> OBJECTIVE: Copy every line of the records below that holds the word "Lower".

[Figure content listings]
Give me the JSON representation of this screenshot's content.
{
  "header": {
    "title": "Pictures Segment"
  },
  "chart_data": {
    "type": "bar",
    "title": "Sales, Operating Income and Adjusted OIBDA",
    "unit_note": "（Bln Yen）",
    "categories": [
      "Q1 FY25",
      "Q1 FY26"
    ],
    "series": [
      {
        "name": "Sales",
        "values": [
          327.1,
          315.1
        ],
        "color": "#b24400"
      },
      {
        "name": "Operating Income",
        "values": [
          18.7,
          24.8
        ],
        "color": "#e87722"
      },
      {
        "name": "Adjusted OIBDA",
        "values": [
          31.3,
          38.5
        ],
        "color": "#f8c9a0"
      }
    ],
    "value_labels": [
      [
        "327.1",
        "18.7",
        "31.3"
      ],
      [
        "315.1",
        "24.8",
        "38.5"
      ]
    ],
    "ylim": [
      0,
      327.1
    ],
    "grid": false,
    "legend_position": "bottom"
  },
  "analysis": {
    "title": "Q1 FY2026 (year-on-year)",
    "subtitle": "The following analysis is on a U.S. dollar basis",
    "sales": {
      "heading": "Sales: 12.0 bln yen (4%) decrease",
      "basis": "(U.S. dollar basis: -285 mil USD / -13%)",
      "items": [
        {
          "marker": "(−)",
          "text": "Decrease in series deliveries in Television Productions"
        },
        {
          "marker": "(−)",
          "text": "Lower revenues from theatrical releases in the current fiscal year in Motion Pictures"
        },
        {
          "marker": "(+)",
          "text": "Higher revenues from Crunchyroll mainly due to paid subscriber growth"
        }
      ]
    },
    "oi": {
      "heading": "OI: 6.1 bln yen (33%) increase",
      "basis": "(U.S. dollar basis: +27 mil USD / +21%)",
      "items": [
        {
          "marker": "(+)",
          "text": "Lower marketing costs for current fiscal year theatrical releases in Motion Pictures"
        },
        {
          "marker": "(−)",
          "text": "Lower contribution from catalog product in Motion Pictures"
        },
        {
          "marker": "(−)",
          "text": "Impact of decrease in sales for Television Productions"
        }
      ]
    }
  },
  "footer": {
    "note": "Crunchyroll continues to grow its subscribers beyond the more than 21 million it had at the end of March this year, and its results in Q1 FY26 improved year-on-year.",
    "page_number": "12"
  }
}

> EXERCISE OUTPUT:
          "text": "Lower revenues from theatrical releases in the current fiscal year in Motion Pictures"
          "text": "Lower marketing costs for current fiscal year theatrical releases in Motion Pictures"
          "text": "Lower contribution from catalog product in Motion Pictures"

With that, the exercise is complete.